Written request -> Below are the records. List every line holding the word "António".

Input ->
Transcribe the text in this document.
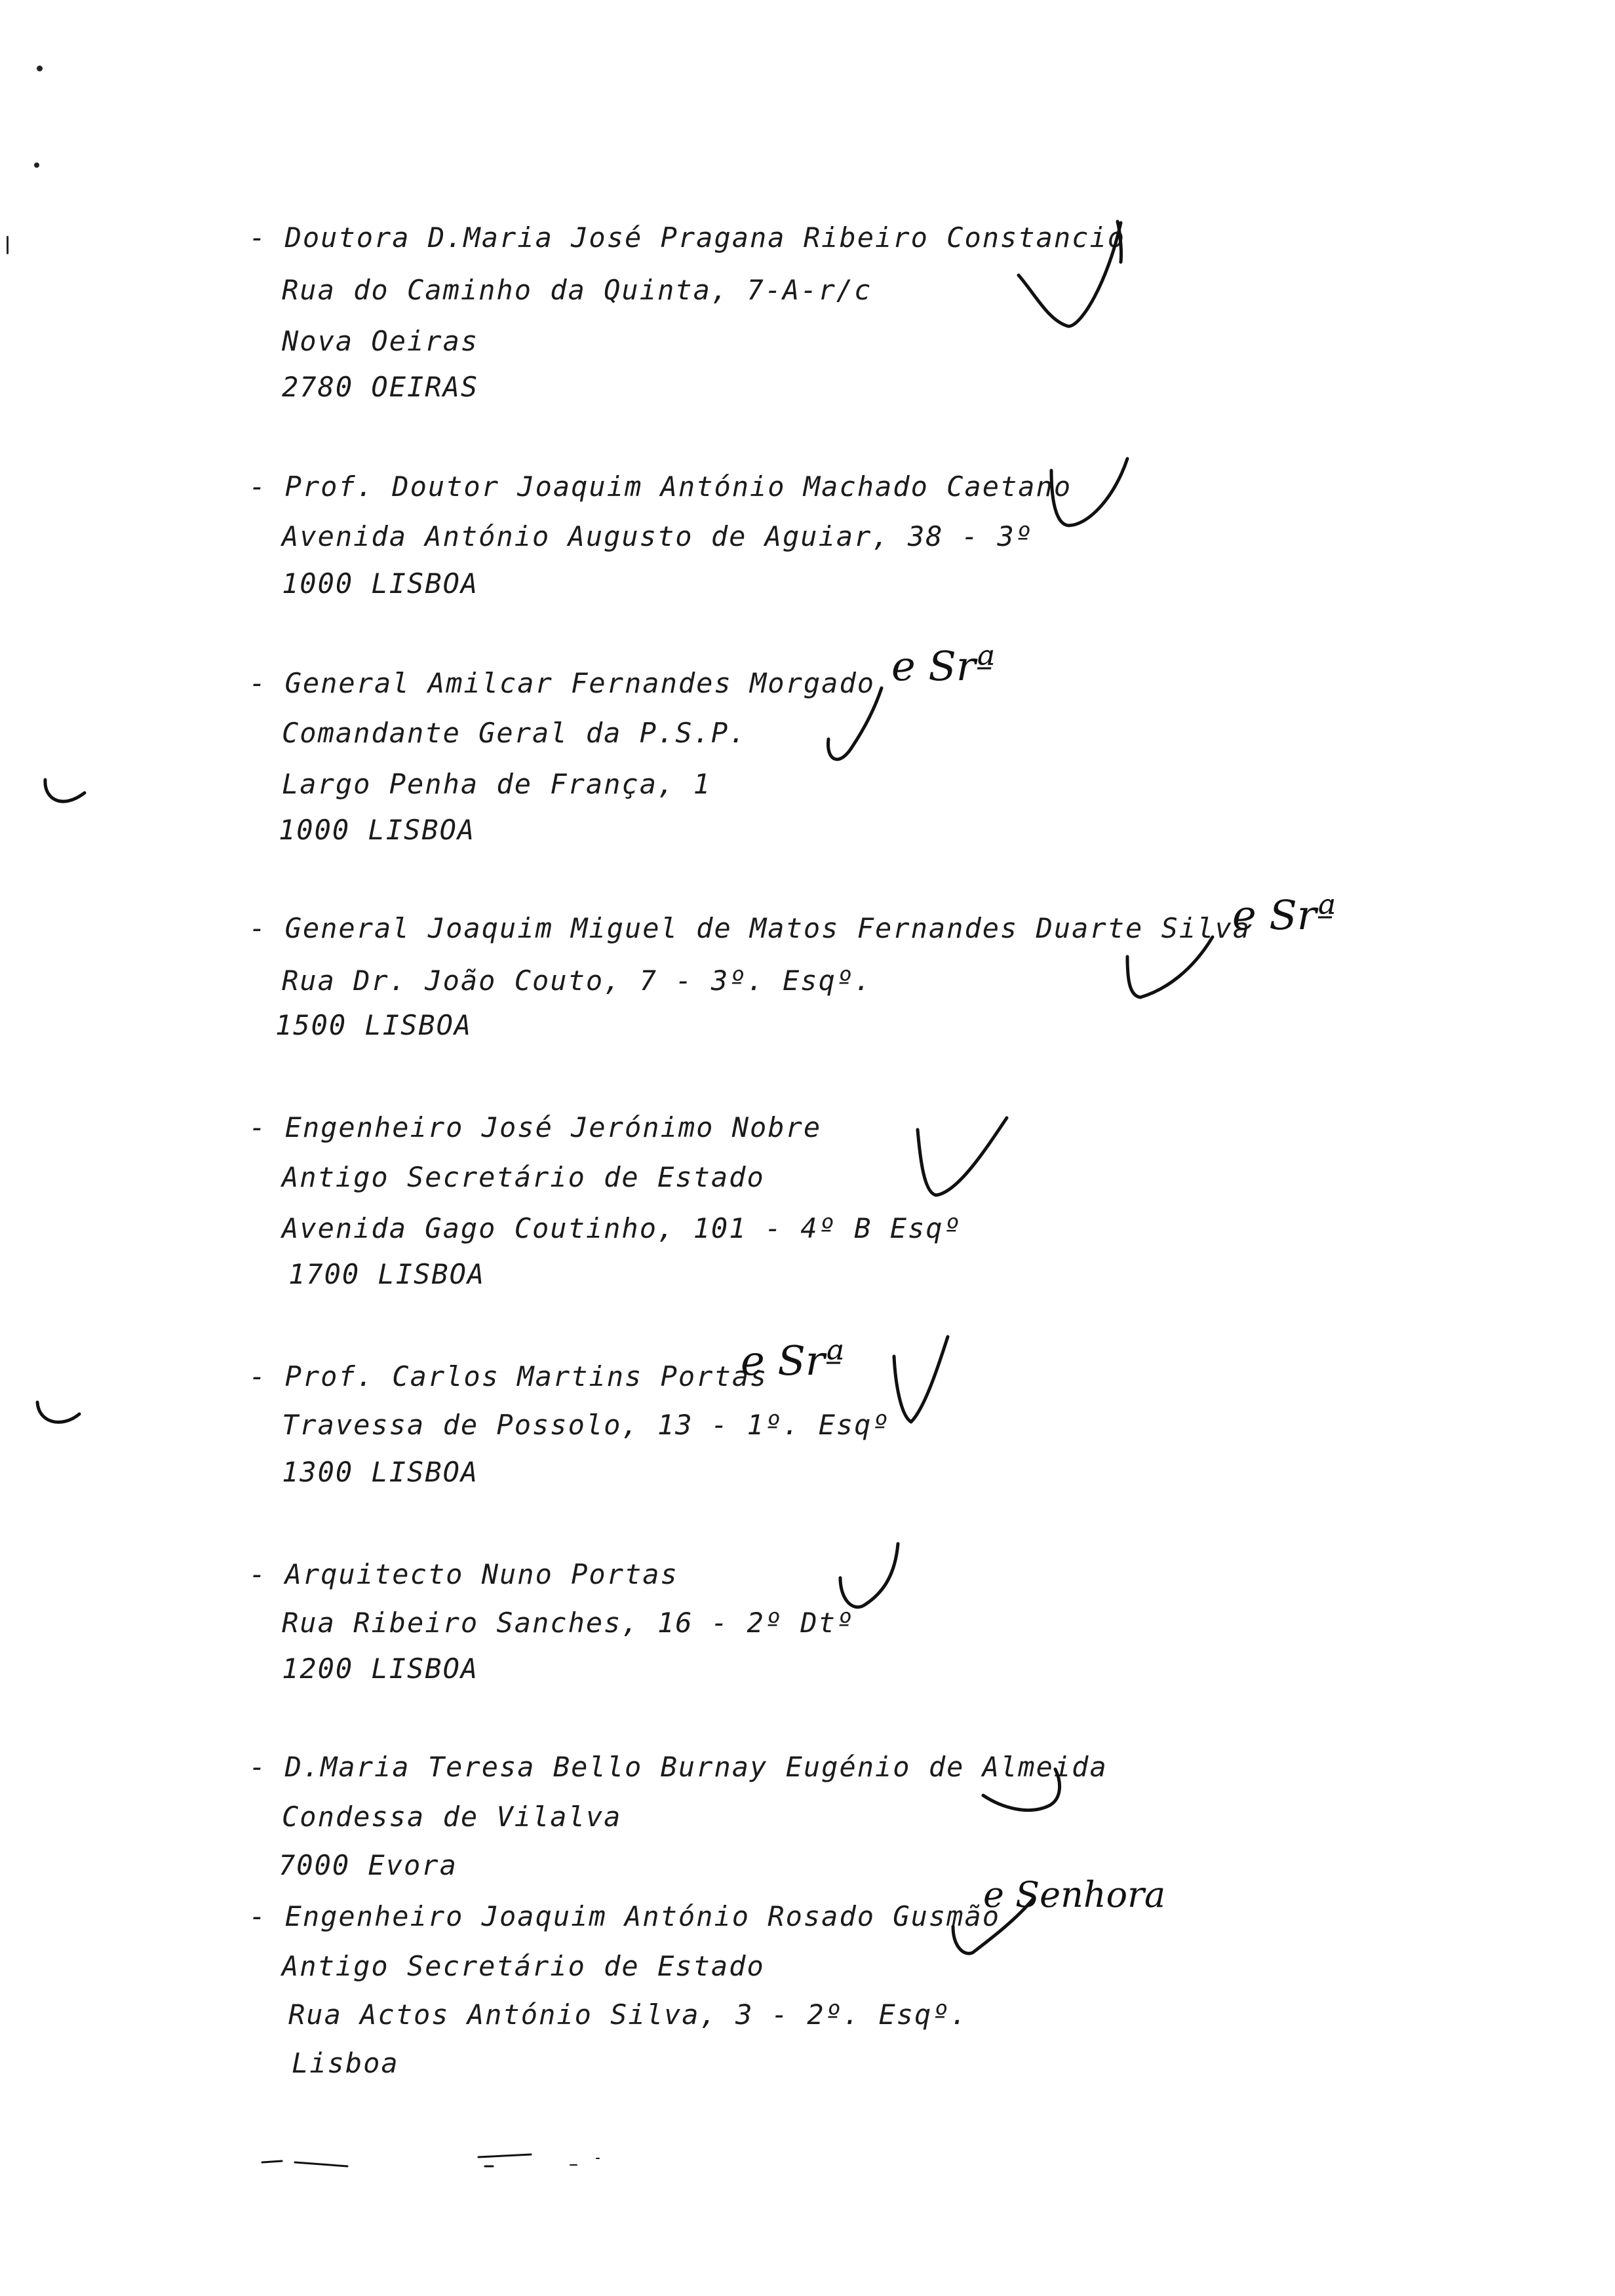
- Doutora D.Maria José Pragana Ribeiro Constancio
Rua do Caminho da Quinta, 7-A-r/c
Nova Oeiras
2780 OEIRAS
- Prof. Doutor Joaquim António Machado Caetano
Avenida António Augusto de Aguiar, 38 - 3º
1000 LISBOA
- General Amilcar Fernandes Morgado
Comandante Geral da P.S.P.
Largo Penha de França, 1
1000 LISBOA
- General Joaquim Miguel de Matos Fernandes Duarte Silva
Rua Dr. João Couto, 7 - 3º. Esqº.
1500 LISBOA
- Engenheiro José Jerónimo Nobre
Antigo Secretário de Estado
Avenida Gago Coutinho, 101 - 4º B Esqº
1700 LISBOA
- Prof. Carlos Martins Portas
Travessa de Possolo, 13 - 1º. Esqº
1300 LISBOA
- Arquitecto Nuno Portas
Rua Ribeiro Sanches, 16 - 2º Dtº
1200 LISBOA
- D.Maria Teresa Bello Burnay Eugénio de Almeida
Condessa de Vilalva
7000 Evora
- Engenheiro Joaquim António Rosado Gusmão
Antigo Secretário de Estado
Rua Actos António Silva, 3 - 2º. Esqº.
Lisboa
e Srª
e Srª
e Srª
e Senhora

Solution ->
- Prof. Doutor Joaquim António Machado Caetano
Avenida António Augusto de Aguiar, 38 - 3º
- Engenheiro Joaquim António Rosado Gusmão
Rua Actos António Silva, 3 - 2º. Esqº.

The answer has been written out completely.